Stored data

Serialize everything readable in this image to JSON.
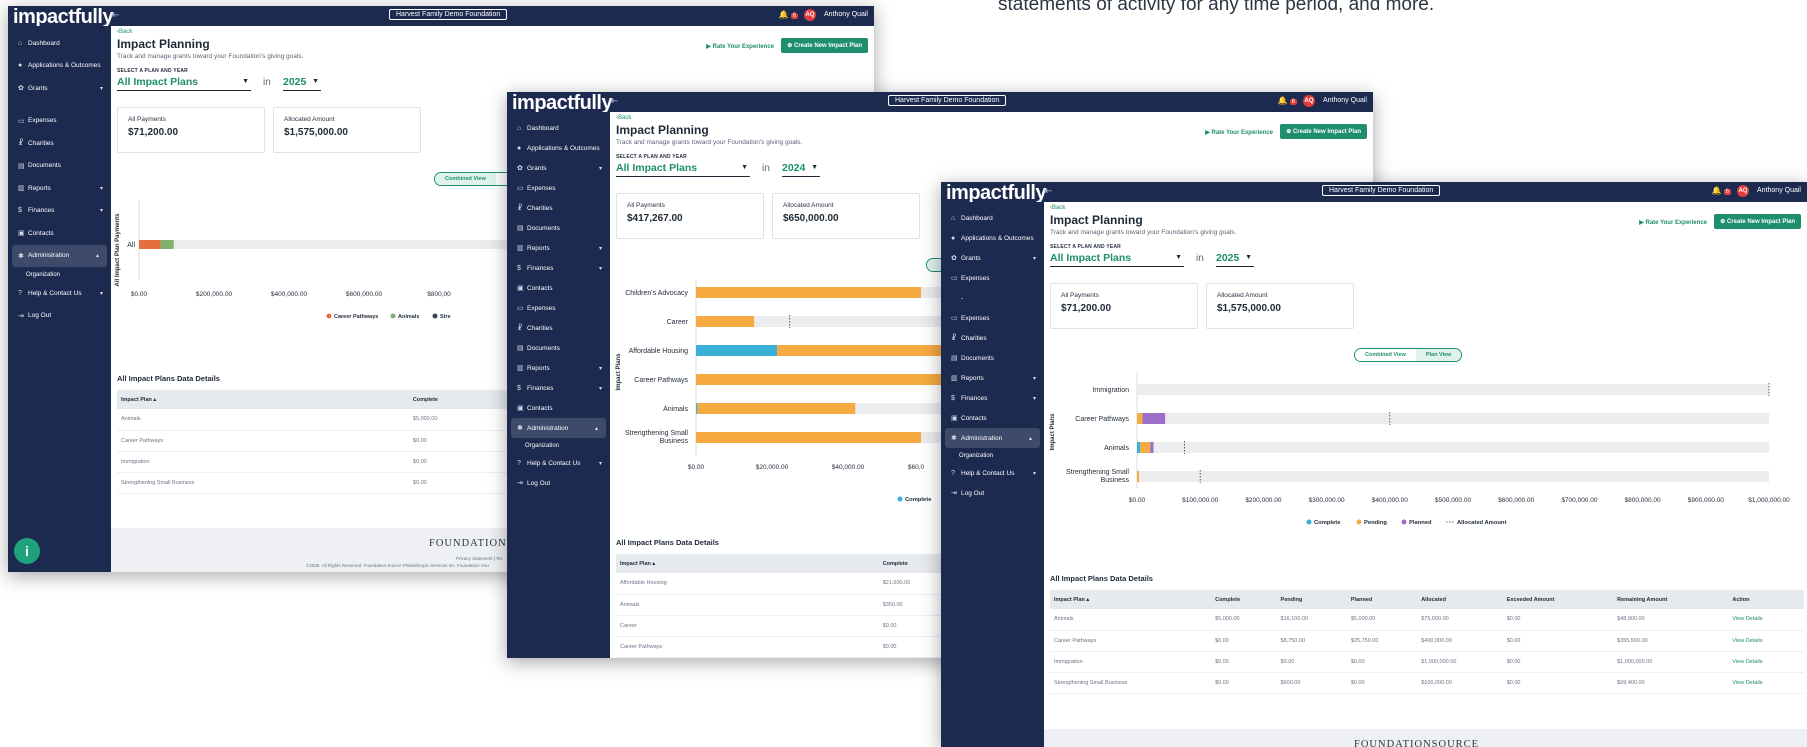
{
  "caption": "statements of activity for any time period, and more.",
  "app": {
    "logo": "impactfully",
    "logo_sub": "FOUNDATIONSOURCE",
    "org": "Harvest Family Demo Foundation",
    "notif_count": "6",
    "user_initials": "AQ",
    "user_name": "Anthony Quail"
  },
  "sidebar": {
    "items": [
      {
        "label": "Dashboard",
        "icon": "home-icon"
      },
      {
        "label": "Applications & Outcomes",
        "icon": "chat-icon"
      },
      {
        "label": "Grants",
        "icon": "gear-icon"
      },
      {
        "label": "Expenses",
        "icon": "receipt-icon"
      },
      {
        "label": "Charities",
        "icon": "people-icon"
      },
      {
        "label": "Documents",
        "icon": "document-icon"
      },
      {
        "label": "Reports",
        "icon": "chart-icon"
      },
      {
        "label": "Finances",
        "icon": "dollar-icon"
      },
      {
        "label": "Contacts",
        "icon": "contacts-icon"
      },
      {
        "label": "Administration",
        "icon": "settings-icon"
      },
      {
        "label": "Organization",
        "icon": ""
      },
      {
        "label": "Help & Contact Us",
        "icon": "help-icon"
      },
      {
        "label": "Log Out",
        "icon": "logout-icon"
      }
    ],
    "items2": [
      {
        "label": "Dashboard"
      },
      {
        "label": "Applications & Outcomes"
      },
      {
        "label": "Grants"
      },
      {
        "label": "Expenses"
      },
      {
        "label": "Charities"
      },
      {
        "label": "Documents"
      },
      {
        "label": "Reports"
      },
      {
        "label": "Finances"
      },
      {
        "label": "Contacts"
      },
      {
        "label": "Expenses"
      },
      {
        "label": "Charities"
      },
      {
        "label": "Documents"
      },
      {
        "label": "Reports"
      },
      {
        "label": "Finances"
      },
      {
        "label": "Contacts"
      },
      {
        "label": "Administration"
      },
      {
        "label": "Organization"
      },
      {
        "label": "Help & Contact Us"
      },
      {
        "label": "Log Out"
      }
    ],
    "items3": [
      {
        "label": "Dashboard"
      },
      {
        "label": "Applications & Outcomes"
      },
      {
        "label": "Grants"
      },
      {
        "label": "Expenses"
      },
      {
        "label": "-"
      },
      {
        "label": "Expenses"
      },
      {
        "label": "Charities"
      },
      {
        "label": "Documents"
      },
      {
        "label": "Reports"
      },
      {
        "label": "Finances"
      },
      {
        "label": "Contacts"
      },
      {
        "label": "Administration"
      },
      {
        "label": "Organization"
      },
      {
        "label": "Help & Contact Us"
      },
      {
        "label": "Log Out"
      }
    ]
  },
  "page": {
    "back": "Back",
    "title": "Impact Planning",
    "subtitle": "Track and manage grants toward your Foundation's giving goals.",
    "rate": "Rate Your Experience",
    "create": "Create New Impact Plan",
    "select_label": "SELECT A PLAN AND YEAR",
    "plan": "All Impact Plans",
    "in": "in",
    "toggle_combined": "Combined View",
    "toggle_plan": "Plan View",
    "table_title": "All Impact Plans Data Details"
  },
  "windows": [
    {
      "year": "2025",
      "all_payments_label": "All Payments",
      "all_payments": "$71,200.00",
      "allocated_label": "Allocated Amount",
      "allocated": "$1,575,000.00"
    },
    {
      "year": "2024",
      "all_payments_label": "All Payments",
      "all_payments": "$417,267.00",
      "allocated_label": "Allocated Amount",
      "allocated": "$650,000.00"
    },
    {
      "year": "2025",
      "all_payments_label": "All Payments",
      "all_payments": "$71,200.00",
      "allocated_label": "Allocated Amount",
      "allocated": "$1,575,000.00"
    }
  ],
  "table1": {
    "headers": [
      "Impact Plan ▴",
      "Complete",
      "Pending",
      "Planned",
      "Allocat"
    ],
    "rows": [
      [
        "Animals",
        "$5,000.00",
        "$16,100.00",
        "$5,000.00",
        "$75"
      ],
      [
        "Career Pathways",
        "$0.00",
        "$8,750.00",
        "$35,750.00",
        "$40"
      ],
      [
        "Immigration",
        "$0.00",
        "$0.00",
        "$0.00",
        "$1,0"
      ],
      [
        "Strengthening Small Business",
        "$0.00",
        "$600.00",
        "$0.00",
        "$10"
      ]
    ]
  },
  "table2": {
    "headers": [
      "Impact Plan ▴",
      "Complete",
      "Pending",
      "Planned"
    ],
    "rows": [
      [
        "Affordable Housing",
        "$21,600.00",
        "$53,750.00",
        "$0.00"
      ],
      [
        "Animals",
        "$350.00",
        "$42,115.00",
        "$0.00"
      ],
      [
        "Career",
        "$0.00",
        "$15,500.00",
        "$0.00"
      ],
      [
        "Career Pathways",
        "$0.00",
        "$137,904.00",
        "$0.00"
      ]
    ]
  },
  "table3": {
    "headers": [
      "Impact Plan ▴",
      "Complete",
      "Pending",
      "Planned",
      "Allocated",
      "Exceeded Amount",
      "Remaining Amount",
      "Action"
    ],
    "rows": [
      [
        "Animals",
        "$5,000.00",
        "$16,100.00",
        "$5,000.00",
        "$75,000.00",
        "$0.00",
        "$48,900.00",
        "View Details"
      ],
      [
        "Career Pathways",
        "$0.00",
        "$8,750.00",
        "$35,750.00",
        "$400,000.00",
        "$0.00",
        "$355,500.00",
        "View Details"
      ],
      [
        "Immigration",
        "$0.00",
        "$0.00",
        "$0.00",
        "$1,000,000.00",
        "$0.00",
        "$1,000,000.00",
        "View Details"
      ],
      [
        "Strengthening Small Business",
        "$0.00",
        "$600.00",
        "$0.00",
        "$100,000.00",
        "$0.00",
        "$99,400.00",
        "View Details"
      ]
    ]
  },
  "footer": {
    "brand": "FOUNDATIONSOURCE",
    "brand_cut": "FOUNDATION",
    "privacy": "Privacy Statement  |  Ter",
    "copyright": "©2025. All Rights Reserved. Foundation Source Philanthropic Services Inc. Foundation Sou"
  },
  "colors": {
    "navy": "#1c2a4f",
    "green": "#1e8e6e",
    "complete": "#3bb0d6",
    "pending": "#f5aa42",
    "planned": "#9b6fc9",
    "career_pathways": "#e4703d",
    "animals": "#7fb26a",
    "track": "#ececef"
  },
  "chart_data": [
    {
      "type": "bar",
      "orientation": "horizontal",
      "ylabel": "All Impact Plan Payments",
      "categories": [
        "All"
      ],
      "series": [
        {
          "name": "Career Pathways",
          "values": [
            44500
          ]
        },
        {
          "name": "Animals",
          "values": [
            26700
          ]
        }
      ],
      "xticks": [
        "$0.00",
        "$200,000.00",
        "$400,000.00",
        "$600,000.00",
        "$800,00"
      ],
      "xlim": [
        0,
        1575000
      ],
      "legend": [
        "Career Pathways",
        "Animals",
        "Stre"
      ],
      "legend_position": "bottom"
    },
    {
      "type": "bar",
      "orientation": "horizontal",
      "ylabel": "Impact Plans",
      "categories": [
        "Children's Advocacy",
        "Career",
        "Affordable Housing",
        "Career Pathways",
        "Animals",
        "Strengthening Small Business"
      ],
      "series": [
        {
          "name": "Complete",
          "values": [
            0,
            0,
            21600,
            0,
            350,
            0
          ]
        },
        {
          "name": "Pending",
          "values": [
            60000,
            15500,
            53750,
            137904,
            42115,
            60000
          ]
        }
      ],
      "allocated_marks": [
        null,
        25000,
        null,
        null,
        null,
        null
      ],
      "xticks": [
        "$0.00",
        "$20,000.00",
        "$40,000.00",
        "$60,0"
      ],
      "xlim": [
        0,
        60000
      ],
      "legend": [
        "Complete"
      ],
      "legend_position": "bottom"
    },
    {
      "type": "bar",
      "orientation": "horizontal",
      "ylabel": "Impact Plans",
      "categories": [
        "Immigration",
        "Career Pathways",
        "Animals",
        "Strengthening Small Business"
      ],
      "series": [
        {
          "name": "Complete",
          "values": [
            0,
            0,
            5000,
            0
          ]
        },
        {
          "name": "Pending",
          "values": [
            0,
            8750,
            16100,
            600
          ]
        },
        {
          "name": "Planned",
          "values": [
            0,
            35750,
            5000,
            0
          ]
        }
      ],
      "allocated": [
        1000000,
        400000,
        75000,
        100000
      ],
      "xticks": [
        "$0.00",
        "$100,000.00",
        "$200,000.00",
        "$300,000.00",
        "$400,000.00",
        "$500,000.00",
        "$600,000.00",
        "$700,000.00",
        "$800,000.00",
        "$900,000.00",
        "$1,000,000.00"
      ],
      "xlim": [
        0,
        1000000
      ],
      "legend": [
        "Complete",
        "Pending",
        "Planned",
        "Allocated Amount"
      ],
      "legend_position": "bottom"
    }
  ]
}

### TASK STATEMENT
Among the entries above, identify all lines with "FOUNDATIONSOURCE" and copy them.

### FULL SOLUTION
    "logo_sub": "FOUNDATIONSOURCE",
    "brand": "FOUNDATIONSOURCE",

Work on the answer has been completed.